▶ **Instructions for the task**
Copy out each line of the material in which the word "nFrontálisan" appears.

--- --- ---

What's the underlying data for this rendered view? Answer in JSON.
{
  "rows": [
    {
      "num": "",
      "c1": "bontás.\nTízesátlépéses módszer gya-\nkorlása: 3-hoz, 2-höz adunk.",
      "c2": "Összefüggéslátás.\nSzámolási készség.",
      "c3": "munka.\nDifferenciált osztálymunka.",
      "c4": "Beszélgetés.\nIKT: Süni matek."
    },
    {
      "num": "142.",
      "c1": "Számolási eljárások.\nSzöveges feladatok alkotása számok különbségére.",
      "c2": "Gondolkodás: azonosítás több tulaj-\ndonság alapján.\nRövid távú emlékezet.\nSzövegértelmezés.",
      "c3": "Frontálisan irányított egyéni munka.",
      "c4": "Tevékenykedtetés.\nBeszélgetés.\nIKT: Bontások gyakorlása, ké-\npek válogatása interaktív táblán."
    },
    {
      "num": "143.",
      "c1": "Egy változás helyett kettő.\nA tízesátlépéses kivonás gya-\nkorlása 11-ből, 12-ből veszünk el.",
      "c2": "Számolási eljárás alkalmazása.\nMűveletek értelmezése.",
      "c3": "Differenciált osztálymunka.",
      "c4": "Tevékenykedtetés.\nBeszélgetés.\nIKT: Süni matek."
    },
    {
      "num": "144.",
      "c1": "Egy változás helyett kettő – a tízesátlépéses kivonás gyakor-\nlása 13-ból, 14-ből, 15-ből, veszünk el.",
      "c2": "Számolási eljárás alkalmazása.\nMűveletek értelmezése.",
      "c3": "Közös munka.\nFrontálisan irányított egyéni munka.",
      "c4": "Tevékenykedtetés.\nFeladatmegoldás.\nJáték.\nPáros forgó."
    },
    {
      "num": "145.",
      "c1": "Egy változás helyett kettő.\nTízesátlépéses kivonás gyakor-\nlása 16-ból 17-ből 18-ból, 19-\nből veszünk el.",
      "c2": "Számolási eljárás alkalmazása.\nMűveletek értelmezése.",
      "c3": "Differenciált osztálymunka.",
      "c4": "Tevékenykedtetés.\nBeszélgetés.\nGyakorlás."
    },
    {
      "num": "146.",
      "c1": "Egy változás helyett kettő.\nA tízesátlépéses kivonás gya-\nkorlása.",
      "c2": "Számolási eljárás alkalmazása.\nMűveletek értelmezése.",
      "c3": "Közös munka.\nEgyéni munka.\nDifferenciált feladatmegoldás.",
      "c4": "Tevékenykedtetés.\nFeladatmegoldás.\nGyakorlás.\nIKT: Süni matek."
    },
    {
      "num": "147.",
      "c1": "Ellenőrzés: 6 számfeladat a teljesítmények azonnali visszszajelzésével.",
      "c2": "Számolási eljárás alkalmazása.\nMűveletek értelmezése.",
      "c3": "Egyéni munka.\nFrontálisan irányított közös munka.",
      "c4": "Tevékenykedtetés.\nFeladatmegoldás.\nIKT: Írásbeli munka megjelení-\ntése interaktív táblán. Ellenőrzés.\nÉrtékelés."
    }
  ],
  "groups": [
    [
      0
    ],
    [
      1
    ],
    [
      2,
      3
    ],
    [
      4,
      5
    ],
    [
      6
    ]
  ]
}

--- --- ---

▶ **Reply to the exercise**
      "c3": "Közös munka.\nFrontálisan irányított egyéni munka.",
      "c3": "Egyéni munka.\nFrontálisan irányított közös munka.",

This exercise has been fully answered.